Some records:
□ □ □ □ □ □ □

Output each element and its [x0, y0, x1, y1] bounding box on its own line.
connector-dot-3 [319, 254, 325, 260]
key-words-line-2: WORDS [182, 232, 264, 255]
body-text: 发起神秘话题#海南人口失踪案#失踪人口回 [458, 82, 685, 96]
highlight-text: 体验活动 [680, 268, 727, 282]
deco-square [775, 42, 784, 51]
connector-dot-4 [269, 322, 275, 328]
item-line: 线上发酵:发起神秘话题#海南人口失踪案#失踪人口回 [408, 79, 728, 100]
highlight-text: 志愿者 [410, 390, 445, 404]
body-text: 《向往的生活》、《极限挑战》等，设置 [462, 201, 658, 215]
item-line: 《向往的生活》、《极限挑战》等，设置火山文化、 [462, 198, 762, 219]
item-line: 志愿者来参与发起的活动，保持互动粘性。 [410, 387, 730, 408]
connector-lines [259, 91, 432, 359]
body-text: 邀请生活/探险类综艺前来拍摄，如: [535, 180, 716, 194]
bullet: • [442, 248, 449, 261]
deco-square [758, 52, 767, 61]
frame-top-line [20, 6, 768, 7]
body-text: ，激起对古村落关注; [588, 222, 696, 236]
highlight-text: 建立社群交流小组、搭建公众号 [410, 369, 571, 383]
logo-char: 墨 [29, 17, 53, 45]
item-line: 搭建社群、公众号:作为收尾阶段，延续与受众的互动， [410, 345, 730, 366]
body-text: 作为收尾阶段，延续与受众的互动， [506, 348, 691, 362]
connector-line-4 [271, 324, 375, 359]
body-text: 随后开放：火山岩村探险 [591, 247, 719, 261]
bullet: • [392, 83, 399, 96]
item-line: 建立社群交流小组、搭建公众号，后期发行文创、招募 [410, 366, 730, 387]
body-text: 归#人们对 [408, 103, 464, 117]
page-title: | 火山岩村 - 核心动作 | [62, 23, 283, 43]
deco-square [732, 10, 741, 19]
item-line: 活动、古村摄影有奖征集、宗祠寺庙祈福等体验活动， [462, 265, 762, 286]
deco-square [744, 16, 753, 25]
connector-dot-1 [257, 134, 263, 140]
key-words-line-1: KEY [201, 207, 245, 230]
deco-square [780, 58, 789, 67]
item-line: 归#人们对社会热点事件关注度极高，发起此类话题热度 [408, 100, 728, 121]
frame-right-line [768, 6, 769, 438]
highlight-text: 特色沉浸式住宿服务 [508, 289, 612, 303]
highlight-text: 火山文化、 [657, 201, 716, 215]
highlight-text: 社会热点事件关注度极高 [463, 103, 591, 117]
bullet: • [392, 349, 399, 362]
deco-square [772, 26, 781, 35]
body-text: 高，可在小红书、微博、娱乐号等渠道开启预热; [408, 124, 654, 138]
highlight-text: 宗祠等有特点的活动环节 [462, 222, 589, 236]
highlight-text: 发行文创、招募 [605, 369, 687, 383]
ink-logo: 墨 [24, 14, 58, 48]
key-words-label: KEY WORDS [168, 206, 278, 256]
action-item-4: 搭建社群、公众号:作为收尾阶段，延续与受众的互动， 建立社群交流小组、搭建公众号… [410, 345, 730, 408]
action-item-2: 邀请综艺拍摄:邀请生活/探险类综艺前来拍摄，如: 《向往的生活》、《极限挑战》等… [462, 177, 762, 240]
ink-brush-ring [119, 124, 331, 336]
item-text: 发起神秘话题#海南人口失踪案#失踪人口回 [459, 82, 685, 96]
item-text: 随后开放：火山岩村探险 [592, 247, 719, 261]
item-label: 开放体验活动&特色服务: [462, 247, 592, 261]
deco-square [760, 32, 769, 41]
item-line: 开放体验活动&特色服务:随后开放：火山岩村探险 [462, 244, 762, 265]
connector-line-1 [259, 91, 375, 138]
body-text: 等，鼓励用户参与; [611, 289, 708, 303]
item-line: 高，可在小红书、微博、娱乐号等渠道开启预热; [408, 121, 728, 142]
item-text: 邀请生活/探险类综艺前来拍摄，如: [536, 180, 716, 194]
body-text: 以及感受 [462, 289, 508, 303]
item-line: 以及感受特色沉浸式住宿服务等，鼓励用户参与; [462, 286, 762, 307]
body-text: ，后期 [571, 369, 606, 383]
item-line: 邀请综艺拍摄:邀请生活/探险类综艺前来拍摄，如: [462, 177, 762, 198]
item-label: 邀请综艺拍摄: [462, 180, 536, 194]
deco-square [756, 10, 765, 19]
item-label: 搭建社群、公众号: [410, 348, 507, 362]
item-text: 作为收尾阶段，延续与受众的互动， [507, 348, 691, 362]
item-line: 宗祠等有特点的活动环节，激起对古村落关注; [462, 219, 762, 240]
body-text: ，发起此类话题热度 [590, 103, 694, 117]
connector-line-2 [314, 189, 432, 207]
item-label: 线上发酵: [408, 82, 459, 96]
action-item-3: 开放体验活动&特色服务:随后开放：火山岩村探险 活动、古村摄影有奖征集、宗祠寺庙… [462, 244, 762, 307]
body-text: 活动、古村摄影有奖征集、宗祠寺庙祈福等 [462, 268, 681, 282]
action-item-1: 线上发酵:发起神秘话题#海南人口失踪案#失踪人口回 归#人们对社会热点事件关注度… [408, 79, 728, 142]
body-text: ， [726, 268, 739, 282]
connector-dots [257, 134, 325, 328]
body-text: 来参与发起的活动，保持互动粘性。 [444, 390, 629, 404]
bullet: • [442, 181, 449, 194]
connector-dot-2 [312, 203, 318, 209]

□ □ □ □ □ □ □

> Problem statement
Set down, word for word, the part of the records above that runs from their start through the line containing "key-words-label: KEY WORDS", including both ends.

> Task solution
Output each element and its [x0, y0, x1, y1] bounding box on its own line.
connector-dot-3 [319, 254, 325, 260]
key-words-line-2: WORDS [182, 232, 264, 255]
body-text: 发起神秘话题#海南人口失踪案#失踪人口回 [458, 82, 685, 96]
highlight-text: 体验活动 [680, 268, 727, 282]
deco-square [775, 42, 784, 51]
connector-dot-4 [269, 322, 275, 328]
item-line: 线上发酵:发起神秘话题#海南人口失踪案#失踪人口回 [408, 79, 728, 100]
highlight-text: 志愿者 [410, 390, 445, 404]
body-text: 《向往的生活》、《极限挑战》等，设置 [462, 201, 658, 215]
item-line: 《向往的生活》、《极限挑战》等，设置火山文化、 [462, 198, 762, 219]
item-line: 志愿者来参与发起的活动，保持互动粘性。 [410, 387, 730, 408]
connector-lines [259, 91, 432, 359]
body-text: 邀请生活/探险类综艺前来拍摄，如: [535, 180, 716, 194]
bullet: • [442, 248, 449, 261]
deco-square [758, 52, 767, 61]
frame-top-line [20, 6, 768, 7]
body-text: ，激起对古村落关注; [588, 222, 696, 236]
highlight-text: 建立社群交流小组、搭建公众号 [410, 369, 571, 383]
logo-char: 墨 [29, 17, 53, 45]
item-line: 搭建社群、公众号:作为收尾阶段，延续与受众的互动， [410, 345, 730, 366]
body-text: 作为收尾阶段，延续与受众的互动， [506, 348, 691, 362]
connector-line-4 [271, 324, 375, 359]
body-text: 随后开放：火山岩村探险 [591, 247, 719, 261]
bullet: • [392, 83, 399, 96]
item-line: 建立社群交流小组、搭建公众号，后期发行文创、招募 [410, 366, 730, 387]
body-text: 归#人们对 [408, 103, 464, 117]
page-title: | 火山岩村 - 核心动作 | [62, 23, 283, 43]
deco-square [732, 10, 741, 19]
item-line: 活动、古村摄影有奖征集、宗祠寺庙祈福等体验活动， [462, 265, 762, 286]
deco-square [744, 16, 753, 25]
connector-dot-1 [257, 134, 263, 140]
key-words-line-1: KEY [201, 207, 245, 230]
deco-square [780, 58, 789, 67]
item-line: 归#人们对社会热点事件关注度极高，发起此类话题热度 [408, 100, 728, 121]
frame-right-line [768, 6, 769, 438]
highlight-text: 特色沉浸式住宿服务 [508, 289, 612, 303]
highlight-text: 火山文化、 [657, 201, 716, 215]
highlight-text: 社会热点事件关注度极高 [463, 103, 591, 117]
bullet: • [392, 349, 399, 362]
deco-square [772, 26, 781, 35]
body-text: 高，可在小红书、微博、娱乐号等渠道开启预热; [408, 124, 654, 138]
highlight-text: 宗祠等有特点的活动环节 [462, 222, 589, 236]
highlight-text: 发行文创、招募 [605, 369, 687, 383]
ink-logo: 墨 [24, 14, 58, 48]
key-words-label: KEY WORDS [168, 206, 278, 256]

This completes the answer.